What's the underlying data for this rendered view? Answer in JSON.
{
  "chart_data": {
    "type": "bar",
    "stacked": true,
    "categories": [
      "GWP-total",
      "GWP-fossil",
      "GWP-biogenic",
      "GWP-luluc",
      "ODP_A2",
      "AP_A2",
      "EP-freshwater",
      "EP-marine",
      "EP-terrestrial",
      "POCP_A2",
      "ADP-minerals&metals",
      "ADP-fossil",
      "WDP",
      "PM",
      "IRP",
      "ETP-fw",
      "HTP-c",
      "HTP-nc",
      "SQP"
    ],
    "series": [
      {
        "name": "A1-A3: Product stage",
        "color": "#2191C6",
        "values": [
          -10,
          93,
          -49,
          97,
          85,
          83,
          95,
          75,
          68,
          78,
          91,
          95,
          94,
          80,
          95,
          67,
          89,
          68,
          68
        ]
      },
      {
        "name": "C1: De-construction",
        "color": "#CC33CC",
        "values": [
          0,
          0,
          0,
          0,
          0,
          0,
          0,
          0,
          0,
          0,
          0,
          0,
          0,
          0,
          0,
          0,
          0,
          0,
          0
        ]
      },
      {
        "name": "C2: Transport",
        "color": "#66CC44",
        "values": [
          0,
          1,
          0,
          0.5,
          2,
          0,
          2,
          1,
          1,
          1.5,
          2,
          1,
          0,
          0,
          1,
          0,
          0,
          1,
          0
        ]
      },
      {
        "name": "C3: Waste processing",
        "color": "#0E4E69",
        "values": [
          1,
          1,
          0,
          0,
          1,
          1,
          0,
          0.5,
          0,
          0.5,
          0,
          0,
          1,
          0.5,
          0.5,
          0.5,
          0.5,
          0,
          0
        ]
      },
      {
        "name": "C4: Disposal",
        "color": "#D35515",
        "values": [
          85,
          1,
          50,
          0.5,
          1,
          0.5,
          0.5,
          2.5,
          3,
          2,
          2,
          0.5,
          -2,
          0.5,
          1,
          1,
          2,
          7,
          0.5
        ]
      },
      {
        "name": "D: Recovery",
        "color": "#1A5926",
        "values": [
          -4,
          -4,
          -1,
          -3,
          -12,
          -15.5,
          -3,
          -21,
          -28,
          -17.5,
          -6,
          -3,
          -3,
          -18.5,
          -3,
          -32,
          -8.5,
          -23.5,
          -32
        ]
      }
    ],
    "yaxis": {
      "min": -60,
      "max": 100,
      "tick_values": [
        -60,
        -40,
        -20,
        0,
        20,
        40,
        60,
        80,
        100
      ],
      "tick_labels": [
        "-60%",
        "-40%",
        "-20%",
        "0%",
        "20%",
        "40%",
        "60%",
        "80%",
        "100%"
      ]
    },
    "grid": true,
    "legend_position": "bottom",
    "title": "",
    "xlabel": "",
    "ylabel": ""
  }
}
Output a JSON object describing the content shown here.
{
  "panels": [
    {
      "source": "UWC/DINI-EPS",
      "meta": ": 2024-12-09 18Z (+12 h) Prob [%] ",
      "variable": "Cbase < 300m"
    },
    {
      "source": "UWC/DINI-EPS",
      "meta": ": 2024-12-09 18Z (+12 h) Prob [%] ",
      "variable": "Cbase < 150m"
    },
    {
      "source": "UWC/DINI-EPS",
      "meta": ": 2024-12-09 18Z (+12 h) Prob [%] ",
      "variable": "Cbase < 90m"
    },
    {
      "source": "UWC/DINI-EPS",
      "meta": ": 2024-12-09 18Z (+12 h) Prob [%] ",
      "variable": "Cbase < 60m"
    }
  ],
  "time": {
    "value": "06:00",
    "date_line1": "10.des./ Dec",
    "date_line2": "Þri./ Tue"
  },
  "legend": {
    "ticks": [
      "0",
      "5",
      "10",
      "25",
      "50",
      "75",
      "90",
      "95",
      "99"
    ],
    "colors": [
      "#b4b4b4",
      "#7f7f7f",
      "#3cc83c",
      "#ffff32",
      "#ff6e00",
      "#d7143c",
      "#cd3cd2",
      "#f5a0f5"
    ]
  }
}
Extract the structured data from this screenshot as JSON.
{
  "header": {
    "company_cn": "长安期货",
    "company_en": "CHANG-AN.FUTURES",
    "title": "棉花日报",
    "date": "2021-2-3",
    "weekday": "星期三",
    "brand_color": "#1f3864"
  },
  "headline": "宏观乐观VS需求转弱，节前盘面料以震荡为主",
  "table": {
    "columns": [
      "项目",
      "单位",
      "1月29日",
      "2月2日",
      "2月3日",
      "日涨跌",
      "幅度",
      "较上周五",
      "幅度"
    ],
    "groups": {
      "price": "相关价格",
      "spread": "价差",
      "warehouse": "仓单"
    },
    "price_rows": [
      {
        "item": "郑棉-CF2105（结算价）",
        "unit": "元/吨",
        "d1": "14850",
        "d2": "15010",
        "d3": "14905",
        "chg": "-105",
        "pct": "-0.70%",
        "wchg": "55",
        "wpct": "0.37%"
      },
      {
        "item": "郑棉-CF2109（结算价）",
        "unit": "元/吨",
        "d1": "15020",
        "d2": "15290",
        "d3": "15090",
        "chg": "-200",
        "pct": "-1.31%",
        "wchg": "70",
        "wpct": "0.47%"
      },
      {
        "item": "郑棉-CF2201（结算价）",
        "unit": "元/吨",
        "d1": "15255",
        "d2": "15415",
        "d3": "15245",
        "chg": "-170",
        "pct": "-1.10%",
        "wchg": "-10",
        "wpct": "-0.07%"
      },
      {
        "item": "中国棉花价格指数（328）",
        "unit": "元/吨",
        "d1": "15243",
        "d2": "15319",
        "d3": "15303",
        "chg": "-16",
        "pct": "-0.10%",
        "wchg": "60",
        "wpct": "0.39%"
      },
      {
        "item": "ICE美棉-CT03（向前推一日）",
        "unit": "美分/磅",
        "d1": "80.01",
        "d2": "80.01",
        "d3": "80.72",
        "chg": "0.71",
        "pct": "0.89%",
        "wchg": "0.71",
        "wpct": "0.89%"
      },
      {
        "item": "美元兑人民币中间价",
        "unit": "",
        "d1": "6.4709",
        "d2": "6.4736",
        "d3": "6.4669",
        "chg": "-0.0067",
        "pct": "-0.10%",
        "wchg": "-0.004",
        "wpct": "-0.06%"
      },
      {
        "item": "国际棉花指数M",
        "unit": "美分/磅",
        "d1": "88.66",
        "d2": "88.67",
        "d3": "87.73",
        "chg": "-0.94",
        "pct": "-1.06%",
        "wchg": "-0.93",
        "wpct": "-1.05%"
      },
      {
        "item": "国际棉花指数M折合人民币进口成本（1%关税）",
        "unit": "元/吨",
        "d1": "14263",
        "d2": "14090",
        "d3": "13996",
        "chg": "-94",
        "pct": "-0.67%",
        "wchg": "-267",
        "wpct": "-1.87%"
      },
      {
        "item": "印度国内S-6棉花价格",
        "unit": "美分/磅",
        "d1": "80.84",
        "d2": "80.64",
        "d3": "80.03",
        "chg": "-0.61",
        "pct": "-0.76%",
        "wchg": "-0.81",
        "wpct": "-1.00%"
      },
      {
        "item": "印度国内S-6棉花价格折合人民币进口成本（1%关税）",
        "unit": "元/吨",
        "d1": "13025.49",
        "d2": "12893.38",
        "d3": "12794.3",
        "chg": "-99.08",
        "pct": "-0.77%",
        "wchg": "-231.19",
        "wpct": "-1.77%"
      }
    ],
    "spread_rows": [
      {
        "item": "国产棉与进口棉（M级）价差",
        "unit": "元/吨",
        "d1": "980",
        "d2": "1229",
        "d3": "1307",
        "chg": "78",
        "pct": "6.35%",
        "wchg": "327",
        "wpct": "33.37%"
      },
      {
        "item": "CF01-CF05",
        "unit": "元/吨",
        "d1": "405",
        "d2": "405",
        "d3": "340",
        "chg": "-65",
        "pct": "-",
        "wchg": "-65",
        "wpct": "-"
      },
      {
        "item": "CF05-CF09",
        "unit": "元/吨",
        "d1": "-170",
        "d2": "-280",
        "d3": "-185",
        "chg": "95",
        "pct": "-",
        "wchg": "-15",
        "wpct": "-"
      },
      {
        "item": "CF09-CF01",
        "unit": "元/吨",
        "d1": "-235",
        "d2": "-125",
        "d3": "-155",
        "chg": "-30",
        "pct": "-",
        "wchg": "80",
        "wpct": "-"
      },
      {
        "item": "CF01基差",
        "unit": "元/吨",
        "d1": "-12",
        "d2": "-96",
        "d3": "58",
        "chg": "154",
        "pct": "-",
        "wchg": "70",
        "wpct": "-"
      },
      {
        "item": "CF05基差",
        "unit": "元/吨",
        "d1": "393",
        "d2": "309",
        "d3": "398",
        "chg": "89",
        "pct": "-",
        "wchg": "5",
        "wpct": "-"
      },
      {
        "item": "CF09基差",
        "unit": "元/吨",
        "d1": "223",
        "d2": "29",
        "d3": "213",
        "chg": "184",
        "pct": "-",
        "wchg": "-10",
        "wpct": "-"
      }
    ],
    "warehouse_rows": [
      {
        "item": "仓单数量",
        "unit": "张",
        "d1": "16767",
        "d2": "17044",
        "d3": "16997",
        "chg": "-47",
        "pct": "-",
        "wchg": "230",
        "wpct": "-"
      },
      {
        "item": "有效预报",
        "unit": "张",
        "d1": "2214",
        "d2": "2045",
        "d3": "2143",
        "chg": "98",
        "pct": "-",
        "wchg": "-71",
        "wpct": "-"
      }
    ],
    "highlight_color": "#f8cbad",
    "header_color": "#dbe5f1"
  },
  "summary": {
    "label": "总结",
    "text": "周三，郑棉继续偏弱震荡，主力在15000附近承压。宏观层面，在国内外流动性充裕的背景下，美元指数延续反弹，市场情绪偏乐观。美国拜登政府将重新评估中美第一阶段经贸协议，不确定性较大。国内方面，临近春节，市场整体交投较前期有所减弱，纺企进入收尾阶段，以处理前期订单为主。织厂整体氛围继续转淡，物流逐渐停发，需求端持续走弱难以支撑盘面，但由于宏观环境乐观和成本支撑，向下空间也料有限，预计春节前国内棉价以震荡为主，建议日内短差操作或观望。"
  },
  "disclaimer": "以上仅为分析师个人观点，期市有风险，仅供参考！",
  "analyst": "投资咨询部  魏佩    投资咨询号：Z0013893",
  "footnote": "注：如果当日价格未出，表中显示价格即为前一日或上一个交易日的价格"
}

### Exercise prompt
Scan the lines for the string "JSON". Pick out every line that has it.

### Answer to this task
What's the underlying data for this rendered view? Answer in JSON.
Output a JSON object describing the content shown here.
Extract the structured data from this screenshot as JSON.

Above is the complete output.